WHAT YOU WILL DO: Pull every line containing "JSON" out of the material below.

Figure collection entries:
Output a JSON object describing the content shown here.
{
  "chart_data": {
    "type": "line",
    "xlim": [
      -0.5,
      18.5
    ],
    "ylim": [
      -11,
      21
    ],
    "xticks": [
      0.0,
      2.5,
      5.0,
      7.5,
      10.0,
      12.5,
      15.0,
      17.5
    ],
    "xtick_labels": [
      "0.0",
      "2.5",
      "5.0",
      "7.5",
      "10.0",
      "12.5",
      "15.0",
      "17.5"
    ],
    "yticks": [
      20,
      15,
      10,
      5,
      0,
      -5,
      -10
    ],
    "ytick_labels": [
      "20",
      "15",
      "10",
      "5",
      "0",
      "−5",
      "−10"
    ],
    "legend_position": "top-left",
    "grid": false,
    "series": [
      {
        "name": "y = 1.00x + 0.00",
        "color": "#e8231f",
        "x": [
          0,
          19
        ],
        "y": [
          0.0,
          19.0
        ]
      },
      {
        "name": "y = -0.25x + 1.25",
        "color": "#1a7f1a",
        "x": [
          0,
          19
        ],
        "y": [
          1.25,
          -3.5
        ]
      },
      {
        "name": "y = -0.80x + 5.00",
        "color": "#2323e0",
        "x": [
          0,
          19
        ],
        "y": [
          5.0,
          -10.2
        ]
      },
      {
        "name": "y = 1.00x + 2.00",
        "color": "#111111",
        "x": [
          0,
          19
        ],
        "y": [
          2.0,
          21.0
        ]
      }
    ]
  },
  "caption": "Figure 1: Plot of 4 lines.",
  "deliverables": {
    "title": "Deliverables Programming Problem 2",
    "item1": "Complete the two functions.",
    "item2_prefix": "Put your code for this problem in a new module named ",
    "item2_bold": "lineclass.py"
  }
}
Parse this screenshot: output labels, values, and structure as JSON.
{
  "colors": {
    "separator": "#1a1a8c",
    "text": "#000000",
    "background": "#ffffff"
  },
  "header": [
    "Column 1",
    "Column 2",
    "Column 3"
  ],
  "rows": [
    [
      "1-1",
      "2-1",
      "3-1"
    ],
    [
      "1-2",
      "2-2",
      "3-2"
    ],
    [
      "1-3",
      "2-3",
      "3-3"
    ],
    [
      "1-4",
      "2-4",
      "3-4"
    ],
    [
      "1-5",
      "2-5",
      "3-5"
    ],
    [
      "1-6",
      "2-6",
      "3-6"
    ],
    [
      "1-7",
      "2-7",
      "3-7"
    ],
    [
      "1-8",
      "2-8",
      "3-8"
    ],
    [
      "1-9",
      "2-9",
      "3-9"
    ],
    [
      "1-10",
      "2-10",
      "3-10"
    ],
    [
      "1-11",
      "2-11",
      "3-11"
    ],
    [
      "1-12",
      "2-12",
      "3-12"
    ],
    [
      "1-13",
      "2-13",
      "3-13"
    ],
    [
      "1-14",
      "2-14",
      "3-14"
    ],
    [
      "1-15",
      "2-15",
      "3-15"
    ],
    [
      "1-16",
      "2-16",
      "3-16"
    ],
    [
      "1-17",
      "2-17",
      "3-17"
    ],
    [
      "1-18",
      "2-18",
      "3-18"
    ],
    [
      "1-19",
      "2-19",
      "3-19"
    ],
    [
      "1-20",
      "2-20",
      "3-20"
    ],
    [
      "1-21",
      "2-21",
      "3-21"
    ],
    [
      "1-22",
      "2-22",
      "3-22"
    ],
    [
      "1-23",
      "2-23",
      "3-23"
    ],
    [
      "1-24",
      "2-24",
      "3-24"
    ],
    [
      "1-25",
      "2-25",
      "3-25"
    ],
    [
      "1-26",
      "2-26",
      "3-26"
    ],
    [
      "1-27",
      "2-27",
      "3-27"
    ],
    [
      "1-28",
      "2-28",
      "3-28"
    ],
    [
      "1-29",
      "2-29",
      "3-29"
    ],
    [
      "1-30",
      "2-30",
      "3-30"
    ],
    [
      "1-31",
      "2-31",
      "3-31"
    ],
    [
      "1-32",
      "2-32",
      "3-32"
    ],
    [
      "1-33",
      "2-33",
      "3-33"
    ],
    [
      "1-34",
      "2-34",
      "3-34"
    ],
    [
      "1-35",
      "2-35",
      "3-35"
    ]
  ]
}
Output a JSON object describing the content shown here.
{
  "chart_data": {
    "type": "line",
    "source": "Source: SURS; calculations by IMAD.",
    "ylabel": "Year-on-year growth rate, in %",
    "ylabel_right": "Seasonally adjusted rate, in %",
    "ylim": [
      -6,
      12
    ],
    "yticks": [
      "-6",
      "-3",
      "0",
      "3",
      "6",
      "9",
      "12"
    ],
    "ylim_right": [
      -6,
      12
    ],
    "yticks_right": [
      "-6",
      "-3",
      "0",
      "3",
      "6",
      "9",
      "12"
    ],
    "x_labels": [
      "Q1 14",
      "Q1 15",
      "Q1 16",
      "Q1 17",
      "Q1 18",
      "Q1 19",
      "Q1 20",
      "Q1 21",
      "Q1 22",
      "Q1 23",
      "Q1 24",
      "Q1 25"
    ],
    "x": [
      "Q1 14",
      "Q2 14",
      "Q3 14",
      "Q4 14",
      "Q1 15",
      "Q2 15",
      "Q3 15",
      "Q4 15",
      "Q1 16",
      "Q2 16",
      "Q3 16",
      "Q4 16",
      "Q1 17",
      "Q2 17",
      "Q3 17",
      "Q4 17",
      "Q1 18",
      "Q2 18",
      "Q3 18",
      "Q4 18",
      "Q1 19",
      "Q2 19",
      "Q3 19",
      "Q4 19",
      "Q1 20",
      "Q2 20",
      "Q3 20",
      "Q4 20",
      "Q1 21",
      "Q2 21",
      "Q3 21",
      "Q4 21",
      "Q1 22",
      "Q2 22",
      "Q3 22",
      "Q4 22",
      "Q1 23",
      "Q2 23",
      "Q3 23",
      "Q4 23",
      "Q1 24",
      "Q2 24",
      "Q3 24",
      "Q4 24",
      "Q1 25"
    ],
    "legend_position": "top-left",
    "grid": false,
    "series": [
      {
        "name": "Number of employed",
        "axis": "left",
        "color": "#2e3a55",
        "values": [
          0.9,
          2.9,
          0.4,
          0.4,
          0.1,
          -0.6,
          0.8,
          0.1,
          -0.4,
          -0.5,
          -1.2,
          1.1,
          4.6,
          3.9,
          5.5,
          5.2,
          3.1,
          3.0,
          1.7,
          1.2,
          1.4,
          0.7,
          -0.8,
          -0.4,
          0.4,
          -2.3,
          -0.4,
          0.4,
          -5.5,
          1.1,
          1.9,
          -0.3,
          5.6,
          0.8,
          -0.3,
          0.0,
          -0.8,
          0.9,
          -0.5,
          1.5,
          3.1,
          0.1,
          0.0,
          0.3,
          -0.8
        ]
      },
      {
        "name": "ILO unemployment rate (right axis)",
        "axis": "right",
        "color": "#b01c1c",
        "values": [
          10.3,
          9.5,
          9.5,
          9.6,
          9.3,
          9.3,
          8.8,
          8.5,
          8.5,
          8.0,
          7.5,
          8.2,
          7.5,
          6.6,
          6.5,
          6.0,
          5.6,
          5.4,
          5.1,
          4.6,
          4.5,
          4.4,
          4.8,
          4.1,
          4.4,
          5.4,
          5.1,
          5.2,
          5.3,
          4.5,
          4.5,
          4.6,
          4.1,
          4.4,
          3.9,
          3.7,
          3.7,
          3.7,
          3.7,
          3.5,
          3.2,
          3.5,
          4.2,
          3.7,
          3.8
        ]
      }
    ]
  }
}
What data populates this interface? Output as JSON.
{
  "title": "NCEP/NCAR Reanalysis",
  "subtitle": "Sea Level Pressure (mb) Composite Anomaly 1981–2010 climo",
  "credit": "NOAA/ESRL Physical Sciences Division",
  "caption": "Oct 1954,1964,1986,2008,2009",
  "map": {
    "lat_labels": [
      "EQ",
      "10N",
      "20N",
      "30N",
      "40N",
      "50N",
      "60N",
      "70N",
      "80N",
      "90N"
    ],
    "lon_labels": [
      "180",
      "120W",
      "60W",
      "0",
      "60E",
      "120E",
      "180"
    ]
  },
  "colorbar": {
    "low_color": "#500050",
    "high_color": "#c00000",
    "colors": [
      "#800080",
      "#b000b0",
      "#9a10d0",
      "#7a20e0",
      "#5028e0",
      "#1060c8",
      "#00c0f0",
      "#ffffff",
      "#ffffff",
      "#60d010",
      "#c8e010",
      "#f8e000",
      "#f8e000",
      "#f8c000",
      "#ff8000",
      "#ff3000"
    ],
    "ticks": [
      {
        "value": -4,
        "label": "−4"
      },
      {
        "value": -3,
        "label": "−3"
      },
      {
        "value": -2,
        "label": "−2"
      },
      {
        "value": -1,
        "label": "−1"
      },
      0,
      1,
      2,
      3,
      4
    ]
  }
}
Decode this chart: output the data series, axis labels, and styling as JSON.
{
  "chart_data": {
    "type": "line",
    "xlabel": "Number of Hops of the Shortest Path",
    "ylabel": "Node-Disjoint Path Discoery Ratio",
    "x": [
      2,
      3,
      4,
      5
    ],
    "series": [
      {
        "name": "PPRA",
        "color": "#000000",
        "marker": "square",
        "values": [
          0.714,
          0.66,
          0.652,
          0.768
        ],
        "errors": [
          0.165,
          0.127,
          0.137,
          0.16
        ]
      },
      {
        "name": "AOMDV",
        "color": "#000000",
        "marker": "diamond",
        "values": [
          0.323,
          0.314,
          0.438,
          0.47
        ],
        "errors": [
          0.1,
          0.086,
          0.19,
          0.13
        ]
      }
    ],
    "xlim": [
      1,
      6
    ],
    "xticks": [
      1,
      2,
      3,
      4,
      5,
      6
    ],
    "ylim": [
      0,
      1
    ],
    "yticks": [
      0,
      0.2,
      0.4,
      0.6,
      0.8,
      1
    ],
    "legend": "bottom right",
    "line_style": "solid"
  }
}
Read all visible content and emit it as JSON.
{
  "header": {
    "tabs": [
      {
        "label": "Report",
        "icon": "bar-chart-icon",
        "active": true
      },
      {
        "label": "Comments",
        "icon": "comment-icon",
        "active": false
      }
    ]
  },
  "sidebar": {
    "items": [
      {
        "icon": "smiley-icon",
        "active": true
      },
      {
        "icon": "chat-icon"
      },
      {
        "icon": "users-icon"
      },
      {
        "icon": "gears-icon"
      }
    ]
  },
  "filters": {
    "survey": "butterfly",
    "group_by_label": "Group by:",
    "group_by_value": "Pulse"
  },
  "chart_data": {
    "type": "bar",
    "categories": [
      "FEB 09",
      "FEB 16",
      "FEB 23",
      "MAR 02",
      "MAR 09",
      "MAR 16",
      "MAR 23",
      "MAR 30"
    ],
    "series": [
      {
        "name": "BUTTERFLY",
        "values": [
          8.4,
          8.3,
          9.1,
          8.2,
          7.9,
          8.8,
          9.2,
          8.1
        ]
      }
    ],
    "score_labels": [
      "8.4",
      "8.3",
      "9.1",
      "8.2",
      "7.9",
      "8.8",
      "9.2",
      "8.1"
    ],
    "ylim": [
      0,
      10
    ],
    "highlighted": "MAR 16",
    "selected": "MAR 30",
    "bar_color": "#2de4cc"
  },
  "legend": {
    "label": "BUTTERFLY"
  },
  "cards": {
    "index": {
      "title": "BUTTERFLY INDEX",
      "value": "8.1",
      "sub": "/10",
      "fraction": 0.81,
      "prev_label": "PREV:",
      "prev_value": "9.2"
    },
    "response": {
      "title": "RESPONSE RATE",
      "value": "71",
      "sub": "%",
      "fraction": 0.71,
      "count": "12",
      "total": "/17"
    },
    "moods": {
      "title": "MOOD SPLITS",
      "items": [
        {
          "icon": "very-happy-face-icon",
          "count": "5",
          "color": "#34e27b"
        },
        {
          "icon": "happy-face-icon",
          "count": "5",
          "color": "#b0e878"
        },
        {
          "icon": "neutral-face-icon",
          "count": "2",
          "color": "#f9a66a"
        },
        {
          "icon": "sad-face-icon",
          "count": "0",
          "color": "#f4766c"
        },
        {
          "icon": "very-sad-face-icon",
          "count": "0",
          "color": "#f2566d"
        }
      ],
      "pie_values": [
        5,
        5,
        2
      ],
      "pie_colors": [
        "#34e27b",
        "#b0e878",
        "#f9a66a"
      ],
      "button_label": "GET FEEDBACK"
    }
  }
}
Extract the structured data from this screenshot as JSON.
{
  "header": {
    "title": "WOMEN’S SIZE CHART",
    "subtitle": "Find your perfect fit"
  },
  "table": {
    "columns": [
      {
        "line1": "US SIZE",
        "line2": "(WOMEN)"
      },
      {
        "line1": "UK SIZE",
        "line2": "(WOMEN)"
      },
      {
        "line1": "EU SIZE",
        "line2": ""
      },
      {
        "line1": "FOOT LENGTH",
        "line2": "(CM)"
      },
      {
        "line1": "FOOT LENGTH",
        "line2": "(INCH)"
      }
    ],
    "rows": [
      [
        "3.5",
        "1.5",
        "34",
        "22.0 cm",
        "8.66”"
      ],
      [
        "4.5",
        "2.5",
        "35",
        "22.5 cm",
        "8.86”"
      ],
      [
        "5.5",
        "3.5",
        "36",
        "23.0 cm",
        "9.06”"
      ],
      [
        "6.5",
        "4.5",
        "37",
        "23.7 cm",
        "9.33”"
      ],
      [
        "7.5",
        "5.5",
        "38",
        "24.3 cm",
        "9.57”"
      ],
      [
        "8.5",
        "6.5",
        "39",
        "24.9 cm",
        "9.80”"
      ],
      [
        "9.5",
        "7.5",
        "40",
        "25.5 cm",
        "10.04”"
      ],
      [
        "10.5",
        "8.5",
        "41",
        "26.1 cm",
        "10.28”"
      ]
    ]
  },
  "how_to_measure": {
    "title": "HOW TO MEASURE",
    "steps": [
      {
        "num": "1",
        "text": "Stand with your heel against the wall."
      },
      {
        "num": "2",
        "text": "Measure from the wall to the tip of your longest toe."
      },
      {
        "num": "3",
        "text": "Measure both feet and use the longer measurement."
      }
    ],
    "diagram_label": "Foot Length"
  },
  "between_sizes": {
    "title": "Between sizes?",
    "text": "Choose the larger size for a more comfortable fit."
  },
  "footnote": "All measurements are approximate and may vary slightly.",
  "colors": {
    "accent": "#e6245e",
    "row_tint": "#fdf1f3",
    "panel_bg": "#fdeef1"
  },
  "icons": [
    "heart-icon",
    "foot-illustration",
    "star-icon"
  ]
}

WRITTEN RESPONSE:
Output a JSON object describing the content shown here.
Parse this screenshot: output labels, values, and structure as JSON.
Output a JSON object describing the content shown here.
What data populates this interface? Output as JSON.
Decode this chart: output the data series, axis labels, and styling as JSON.
Read all visible content and emit it as JSON.
Extract the structured data from this screenshot as JSON.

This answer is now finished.